* begin WORKING DATA *
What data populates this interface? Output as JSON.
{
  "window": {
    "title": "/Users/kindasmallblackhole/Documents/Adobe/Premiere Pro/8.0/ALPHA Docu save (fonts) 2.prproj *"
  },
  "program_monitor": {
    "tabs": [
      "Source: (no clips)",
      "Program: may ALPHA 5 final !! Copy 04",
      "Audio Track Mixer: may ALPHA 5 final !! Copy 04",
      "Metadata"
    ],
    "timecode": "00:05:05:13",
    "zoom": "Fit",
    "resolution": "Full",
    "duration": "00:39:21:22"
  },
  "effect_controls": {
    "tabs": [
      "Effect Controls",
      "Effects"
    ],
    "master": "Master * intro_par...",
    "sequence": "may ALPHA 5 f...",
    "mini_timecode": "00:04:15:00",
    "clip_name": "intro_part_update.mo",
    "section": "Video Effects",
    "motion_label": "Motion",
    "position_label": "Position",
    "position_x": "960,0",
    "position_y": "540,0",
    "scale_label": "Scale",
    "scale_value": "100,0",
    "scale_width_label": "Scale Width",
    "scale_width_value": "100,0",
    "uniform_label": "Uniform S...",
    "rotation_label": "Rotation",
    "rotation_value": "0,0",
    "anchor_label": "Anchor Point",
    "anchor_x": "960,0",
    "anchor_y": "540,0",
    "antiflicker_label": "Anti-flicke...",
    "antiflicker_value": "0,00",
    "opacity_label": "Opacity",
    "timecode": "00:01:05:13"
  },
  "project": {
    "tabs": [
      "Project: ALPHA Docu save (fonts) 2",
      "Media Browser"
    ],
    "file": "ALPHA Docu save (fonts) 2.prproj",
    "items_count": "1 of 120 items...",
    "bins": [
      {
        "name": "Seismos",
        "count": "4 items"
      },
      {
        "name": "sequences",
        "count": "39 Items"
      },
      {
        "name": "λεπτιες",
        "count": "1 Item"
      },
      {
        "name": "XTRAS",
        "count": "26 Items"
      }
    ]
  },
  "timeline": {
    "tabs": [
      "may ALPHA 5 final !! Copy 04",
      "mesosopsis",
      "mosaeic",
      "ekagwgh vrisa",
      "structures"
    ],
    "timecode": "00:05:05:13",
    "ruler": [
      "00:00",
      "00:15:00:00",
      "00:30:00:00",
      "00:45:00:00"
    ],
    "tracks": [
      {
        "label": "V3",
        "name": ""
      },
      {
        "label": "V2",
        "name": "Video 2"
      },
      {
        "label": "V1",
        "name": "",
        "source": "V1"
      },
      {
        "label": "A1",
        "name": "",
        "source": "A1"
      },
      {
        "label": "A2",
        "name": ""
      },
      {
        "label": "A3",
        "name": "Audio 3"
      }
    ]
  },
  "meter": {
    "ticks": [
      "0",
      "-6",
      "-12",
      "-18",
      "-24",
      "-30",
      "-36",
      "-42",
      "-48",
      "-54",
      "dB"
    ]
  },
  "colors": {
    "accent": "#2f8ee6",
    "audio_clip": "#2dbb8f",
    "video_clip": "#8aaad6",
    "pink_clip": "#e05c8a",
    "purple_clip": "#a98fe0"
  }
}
* end WORKING DATA *
Restate the listing above word for word.

▸ RESPONSE BELOW:
What data populates this interface? Output as JSON.
{
  "window": {
    "title": "/Users/kindasmallblackhole/Documents/Adobe/Premiere Pro/8.0/ALPHA Docu save (fonts) 2.prproj *"
  },
  "program_monitor": {
    "tabs": [
      "Source: (no clips)",
      "Program: may ALPHA 5 final !! Copy 04",
      "Audio Track Mixer: may ALPHA 5 final !! Copy 04",
      "Metadata"
    ],
    "timecode": "00:05:05:13",
    "zoom": "Fit",
    "resolution": "Full",
    "duration": "00:39:21:22"
  },
  "effect_controls": {
    "tabs": [
      "Effect Controls",
      "Effects"
    ],
    "master": "Master * intro_par...",
    "sequence": "may ALPHA 5 f...",
    "mini_timecode": "00:04:15:00",
    "clip_name": "intro_part_update.mo",
    "section": "Video Effects",
    "motion_label": "Motion",
    "position_label": "Position",
    "position_x": "960,0",
    "position_y": "540,0",
    "scale_label": "Scale",
    "scale_value": "100,0",
    "scale_width_label": "Scale Width",
    "scale_width_value": "100,0",
    "uniform_label": "Uniform S...",
    "rotation_label": "Rotation",
    "rotation_value": "0,0",
    "anchor_label": "Anchor Point",
    "anchor_x": "960,0",
    "anchor_y": "540,0",
    "antiflicker_label": "Anti-flicke...",
    "antiflicker_value": "0,00",
    "opacity_label": "Opacity",
    "timecode": "00:01:05:13"
  },
  "project": {
    "tabs": [
      "Project: ALPHA Docu save (fonts) 2",
      "Media Browser"
    ],
    "file": "ALPHA Docu save (fonts) 2.prproj",
    "items_count": "1 of 120 items...",
    "bins": [
      {
        "name": "Seismos",
        "count": "4 items"
      },
      {
        "name": "sequences",
        "count": "39 Items"
      },
      {
        "name": "λεπτιες",
        "count": "1 Item"
      },
      {
        "name": "XTRAS",
        "count": "26 Items"
      }
    ]
  },
  "timeline": {
    "tabs": [
      "may ALPHA 5 final !! Copy 04",
      "mesosopsis",
      "mosaeic",
      "ekagwgh vrisa",
      "structures"
    ],
    "timecode": "00:05:05:13",
    "ruler": [
      "00:00",
      "00:15:00:00",
      "00:30:00:00",
      "00:45:00:00"
    ],
    "tracks": [
      {
        "label": "V3",
        "name": ""
      },
      {
        "label": "V2",
        "name": "Video 2"
      },
      {
        "label": "V1",
        "name": "",
        "source": "V1"
      },
      {
        "label": "A1",
        "name": "",
        "source": "A1"
      },
      {
        "label": "A2",
        "name": ""
      },
      {
        "label": "A3",
        "name": "Audio 3"
      }
    ]
  },
  "meter": {
    "ticks": [
      "0",
      "-6",
      "-12",
      "-18",
      "-24",
      "-30",
      "-36",
      "-42",
      "-48",
      "-54",
      "dB"
    ]
  },
  "colors": {
    "accent": "#2f8ee6",
    "audio_clip": "#2dbb8f",
    "video_clip": "#8aaad6",
    "pink_clip": "#e05c8a",
    "purple_clip": "#a98fe0"
  }
}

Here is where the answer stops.